Problem to solve -> For the listing below, give the count of lines containing the string "surface" and nothing else.

Material for this task ->
━━━

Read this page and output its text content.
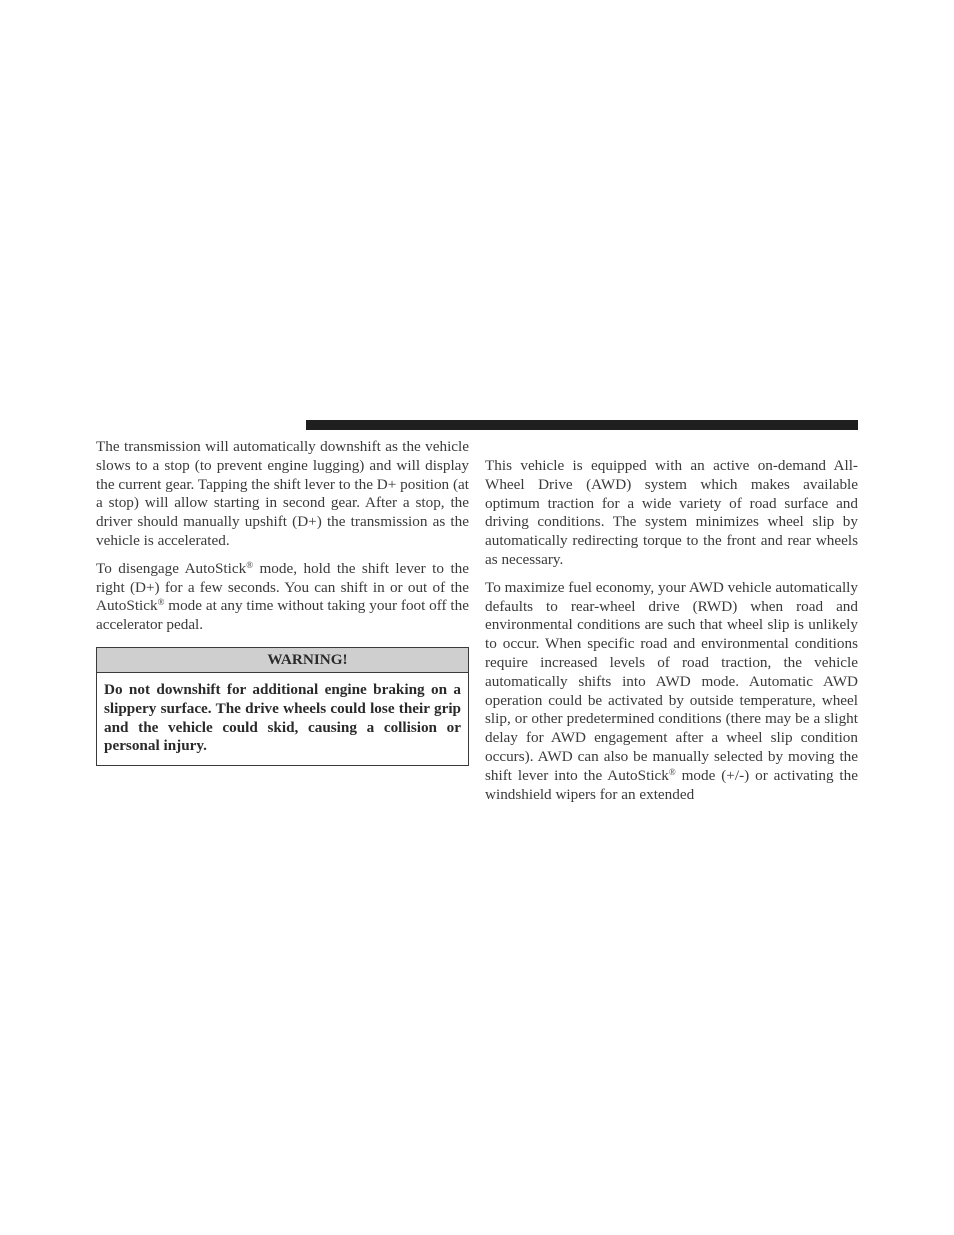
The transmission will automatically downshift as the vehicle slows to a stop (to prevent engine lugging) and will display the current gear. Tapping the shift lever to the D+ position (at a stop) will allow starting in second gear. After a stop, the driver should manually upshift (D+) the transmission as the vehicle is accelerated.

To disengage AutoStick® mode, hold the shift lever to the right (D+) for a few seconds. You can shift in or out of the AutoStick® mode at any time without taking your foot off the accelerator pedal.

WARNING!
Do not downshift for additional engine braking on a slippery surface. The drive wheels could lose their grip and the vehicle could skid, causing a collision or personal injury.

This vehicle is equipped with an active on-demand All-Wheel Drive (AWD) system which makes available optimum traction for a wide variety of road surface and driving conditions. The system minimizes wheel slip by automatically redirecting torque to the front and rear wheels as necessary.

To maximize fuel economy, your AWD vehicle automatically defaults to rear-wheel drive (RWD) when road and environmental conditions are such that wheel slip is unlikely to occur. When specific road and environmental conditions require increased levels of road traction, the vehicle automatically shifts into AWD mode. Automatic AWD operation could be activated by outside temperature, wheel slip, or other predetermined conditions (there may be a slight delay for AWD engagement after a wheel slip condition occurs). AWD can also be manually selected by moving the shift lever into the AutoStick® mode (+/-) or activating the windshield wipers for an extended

━━━

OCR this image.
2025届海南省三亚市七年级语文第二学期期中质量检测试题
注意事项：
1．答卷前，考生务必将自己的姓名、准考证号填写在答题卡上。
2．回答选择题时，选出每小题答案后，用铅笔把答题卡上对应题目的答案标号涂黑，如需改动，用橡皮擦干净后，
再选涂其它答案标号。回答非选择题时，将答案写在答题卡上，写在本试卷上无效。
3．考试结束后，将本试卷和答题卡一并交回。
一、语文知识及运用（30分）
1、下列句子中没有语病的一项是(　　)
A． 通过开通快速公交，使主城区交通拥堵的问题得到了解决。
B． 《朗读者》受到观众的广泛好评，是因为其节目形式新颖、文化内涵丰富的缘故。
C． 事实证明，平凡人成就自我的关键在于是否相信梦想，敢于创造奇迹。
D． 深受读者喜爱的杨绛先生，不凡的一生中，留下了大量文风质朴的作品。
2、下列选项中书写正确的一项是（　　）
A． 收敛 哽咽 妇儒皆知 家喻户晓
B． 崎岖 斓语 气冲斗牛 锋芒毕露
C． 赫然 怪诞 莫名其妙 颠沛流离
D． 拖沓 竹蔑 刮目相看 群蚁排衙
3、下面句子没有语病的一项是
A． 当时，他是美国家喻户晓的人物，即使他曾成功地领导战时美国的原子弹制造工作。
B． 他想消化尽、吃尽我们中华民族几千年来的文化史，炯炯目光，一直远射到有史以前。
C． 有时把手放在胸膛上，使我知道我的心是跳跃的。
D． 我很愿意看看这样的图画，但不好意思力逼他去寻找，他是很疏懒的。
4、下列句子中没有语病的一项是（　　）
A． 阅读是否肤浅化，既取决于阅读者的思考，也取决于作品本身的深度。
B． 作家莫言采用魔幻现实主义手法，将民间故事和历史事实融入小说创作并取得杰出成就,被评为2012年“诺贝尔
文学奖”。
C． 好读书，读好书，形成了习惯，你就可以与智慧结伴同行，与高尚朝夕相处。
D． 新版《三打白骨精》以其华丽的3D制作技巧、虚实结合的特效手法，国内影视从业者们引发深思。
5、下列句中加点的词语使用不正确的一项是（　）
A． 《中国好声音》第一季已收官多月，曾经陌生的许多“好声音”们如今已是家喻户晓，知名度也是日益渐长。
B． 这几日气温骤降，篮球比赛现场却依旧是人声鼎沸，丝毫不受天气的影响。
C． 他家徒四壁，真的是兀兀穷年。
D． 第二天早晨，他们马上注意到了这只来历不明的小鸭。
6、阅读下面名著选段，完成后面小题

━━━

Full output -> 2